Excerpted data:
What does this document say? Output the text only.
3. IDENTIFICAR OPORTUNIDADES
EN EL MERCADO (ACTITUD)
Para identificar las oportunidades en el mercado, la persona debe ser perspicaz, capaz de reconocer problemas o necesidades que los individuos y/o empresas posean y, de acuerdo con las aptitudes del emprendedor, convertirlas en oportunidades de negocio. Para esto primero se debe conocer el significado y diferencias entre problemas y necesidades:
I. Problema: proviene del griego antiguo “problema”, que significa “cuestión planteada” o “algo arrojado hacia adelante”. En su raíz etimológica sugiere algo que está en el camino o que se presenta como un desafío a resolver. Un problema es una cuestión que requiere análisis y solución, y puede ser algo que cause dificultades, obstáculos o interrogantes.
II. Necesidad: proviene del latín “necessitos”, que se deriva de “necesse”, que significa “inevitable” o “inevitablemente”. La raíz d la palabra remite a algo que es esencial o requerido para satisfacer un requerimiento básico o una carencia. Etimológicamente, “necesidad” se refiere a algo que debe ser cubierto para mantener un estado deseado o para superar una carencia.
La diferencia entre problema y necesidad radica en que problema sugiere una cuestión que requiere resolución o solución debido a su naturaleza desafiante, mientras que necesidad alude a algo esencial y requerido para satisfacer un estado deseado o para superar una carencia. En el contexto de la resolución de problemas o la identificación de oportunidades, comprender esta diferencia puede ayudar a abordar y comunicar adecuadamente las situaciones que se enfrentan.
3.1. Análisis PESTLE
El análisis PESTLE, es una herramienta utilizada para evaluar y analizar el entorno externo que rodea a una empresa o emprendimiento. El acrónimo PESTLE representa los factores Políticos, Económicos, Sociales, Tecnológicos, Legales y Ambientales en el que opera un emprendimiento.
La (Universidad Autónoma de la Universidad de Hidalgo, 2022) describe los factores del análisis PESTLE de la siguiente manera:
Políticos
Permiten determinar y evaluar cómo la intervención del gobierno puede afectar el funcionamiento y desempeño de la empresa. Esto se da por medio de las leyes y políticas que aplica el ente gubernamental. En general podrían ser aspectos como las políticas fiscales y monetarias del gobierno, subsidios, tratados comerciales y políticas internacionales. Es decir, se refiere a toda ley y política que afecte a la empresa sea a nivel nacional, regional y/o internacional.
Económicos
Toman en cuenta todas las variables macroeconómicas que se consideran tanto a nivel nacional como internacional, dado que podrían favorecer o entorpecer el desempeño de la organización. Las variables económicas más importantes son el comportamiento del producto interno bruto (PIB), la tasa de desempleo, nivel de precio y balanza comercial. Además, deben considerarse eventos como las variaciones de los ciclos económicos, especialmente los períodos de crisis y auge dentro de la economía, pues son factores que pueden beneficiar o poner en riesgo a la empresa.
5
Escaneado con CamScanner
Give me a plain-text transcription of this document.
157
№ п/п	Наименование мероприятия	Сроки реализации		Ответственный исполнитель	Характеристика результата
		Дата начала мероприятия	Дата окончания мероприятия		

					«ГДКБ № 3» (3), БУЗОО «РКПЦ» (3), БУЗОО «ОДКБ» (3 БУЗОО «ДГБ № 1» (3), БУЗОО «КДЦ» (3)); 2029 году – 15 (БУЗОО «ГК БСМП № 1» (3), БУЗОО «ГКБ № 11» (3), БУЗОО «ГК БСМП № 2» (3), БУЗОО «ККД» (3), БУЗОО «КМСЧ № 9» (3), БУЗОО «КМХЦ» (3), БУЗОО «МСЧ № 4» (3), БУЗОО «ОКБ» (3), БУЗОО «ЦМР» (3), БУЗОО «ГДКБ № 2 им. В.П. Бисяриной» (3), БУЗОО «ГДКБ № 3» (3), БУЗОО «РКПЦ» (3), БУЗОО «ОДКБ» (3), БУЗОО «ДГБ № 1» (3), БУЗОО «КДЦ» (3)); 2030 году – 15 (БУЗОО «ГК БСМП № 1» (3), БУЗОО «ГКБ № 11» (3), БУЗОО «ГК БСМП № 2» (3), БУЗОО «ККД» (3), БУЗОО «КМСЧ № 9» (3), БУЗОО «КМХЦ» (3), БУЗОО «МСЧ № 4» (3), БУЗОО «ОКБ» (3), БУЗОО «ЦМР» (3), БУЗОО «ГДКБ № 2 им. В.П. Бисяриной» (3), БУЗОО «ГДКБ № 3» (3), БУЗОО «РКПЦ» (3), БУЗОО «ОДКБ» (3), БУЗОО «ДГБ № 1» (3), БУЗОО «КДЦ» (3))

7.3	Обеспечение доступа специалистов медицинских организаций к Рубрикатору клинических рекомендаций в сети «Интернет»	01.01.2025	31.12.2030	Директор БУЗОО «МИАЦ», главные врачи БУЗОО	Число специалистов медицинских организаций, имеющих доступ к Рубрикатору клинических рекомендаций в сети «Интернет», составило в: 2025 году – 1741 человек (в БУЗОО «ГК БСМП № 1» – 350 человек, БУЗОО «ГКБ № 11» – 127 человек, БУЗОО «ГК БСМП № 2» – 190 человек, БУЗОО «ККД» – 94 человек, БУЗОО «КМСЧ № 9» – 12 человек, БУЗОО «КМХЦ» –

Work to complete: Tally the lines of the listing above that include the word "solución". Answer with the number alone.

Solution to this task: 2